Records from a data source
----------
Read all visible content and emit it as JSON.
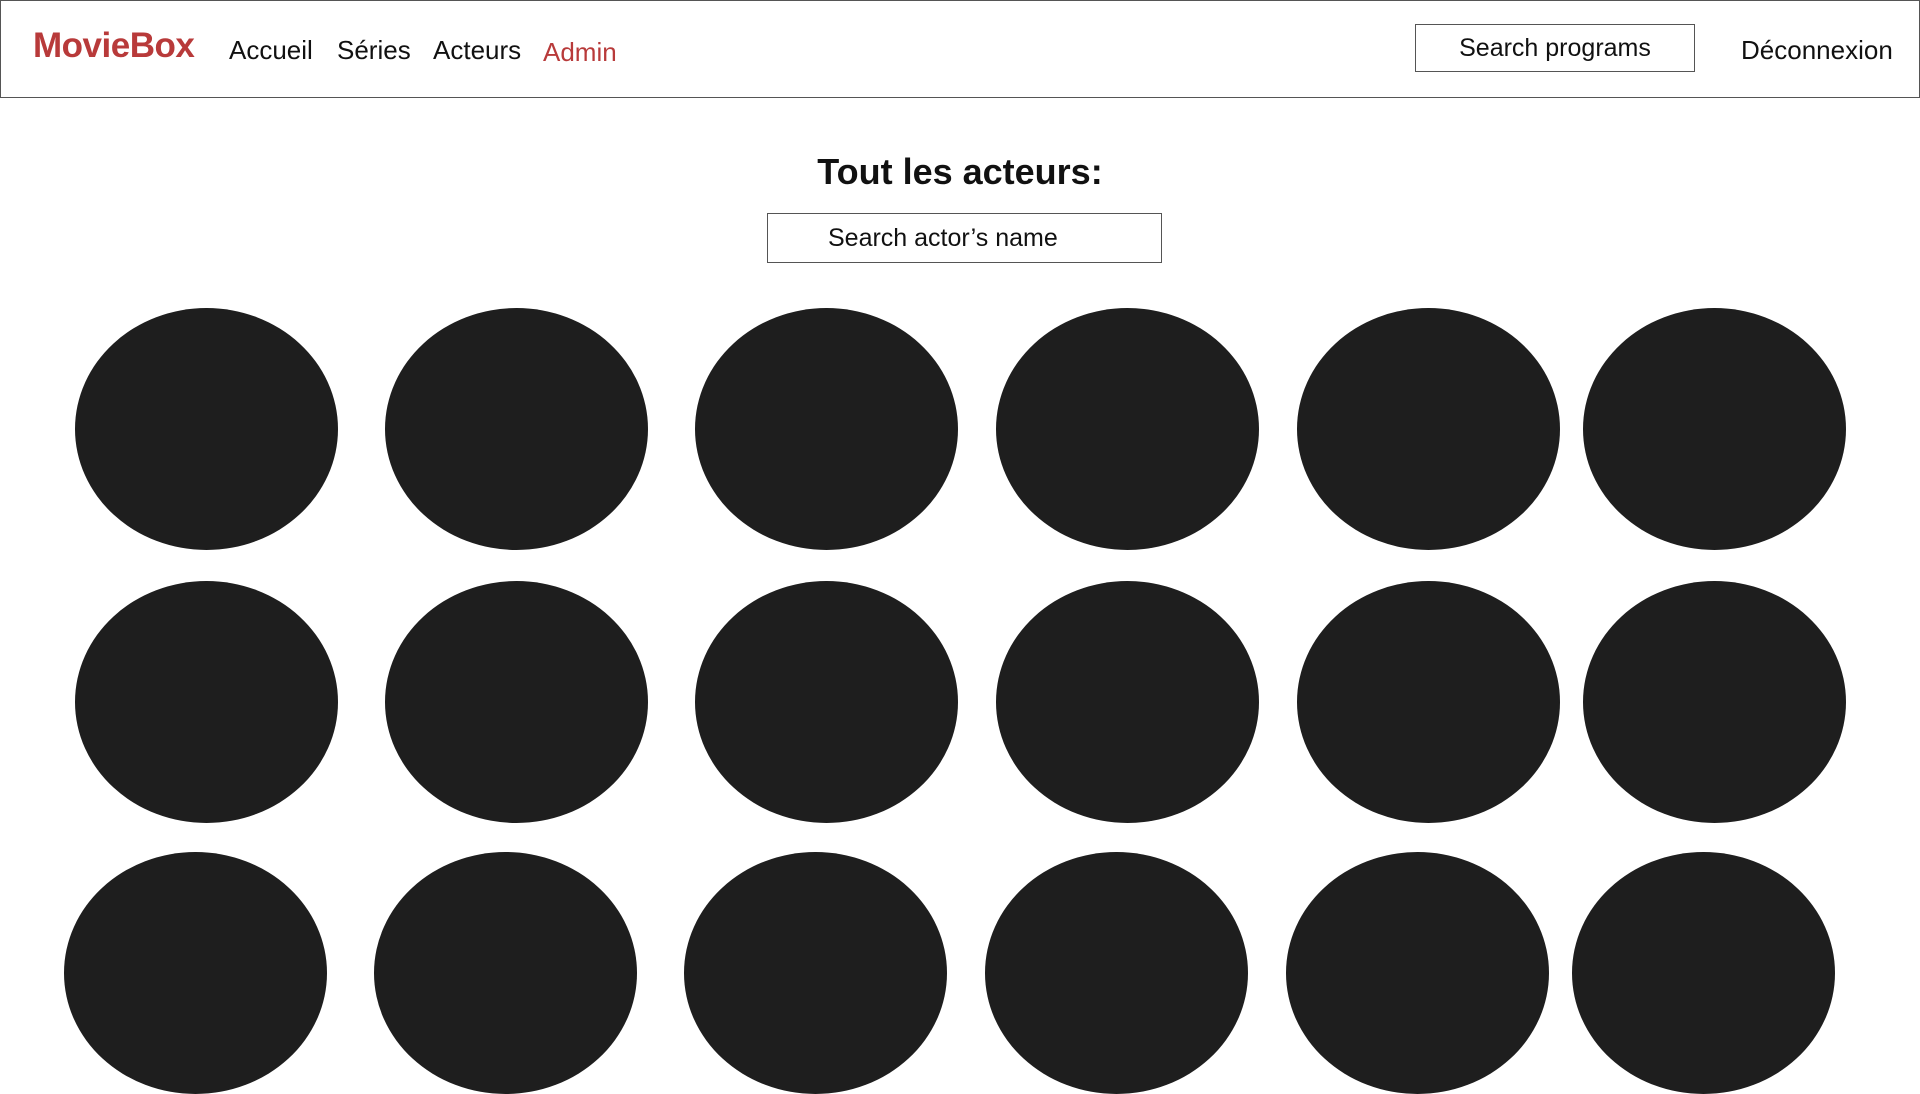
{
  "header": {
    "brand": "MovieBox",
    "nav": [
      {
        "label": "Accueil",
        "active": false
      },
      {
        "label": "Séries",
        "active": false
      },
      {
        "label": "Acteurs",
        "active": false
      },
      {
        "label": "Admin",
        "active": true
      }
    ],
    "search_placeholder": "Search programs",
    "logout_label": "Déconnexion"
  },
  "main": {
    "title": "Tout les acteurs:",
    "search_placeholder": "Search actor’s name",
    "actor_rows": 3,
    "actors_per_row": 6
  },
  "colors": {
    "brand": "#b83a3a",
    "avatar_placeholder": "#1e1e1e",
    "border": "#555555"
  }
}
----------
Transcribe the listing above verbatim. Omit the pictures.

* [Right answer]
Read all visible content and emit it as JSON.
{
  "header": {
    "brand": "MovieBox",
    "nav": [
      {
        "label": "Accueil",
        "active": false
      },
      {
        "label": "Séries",
        "active": false
      },
      {
        "label": "Acteurs",
        "active": false
      },
      {
        "label": "Admin",
        "active": true
      }
    ],
    "search_placeholder": "Search programs",
    "logout_label": "Déconnexion"
  },
  "main": {
    "title": "Tout les acteurs:",
    "search_placeholder": "Search actor’s name",
    "actor_rows": 3,
    "actors_per_row": 6
  },
  "colors": {
    "brand": "#b83a3a",
    "avatar_placeholder": "#1e1e1e",
    "border": "#555555"
  }
}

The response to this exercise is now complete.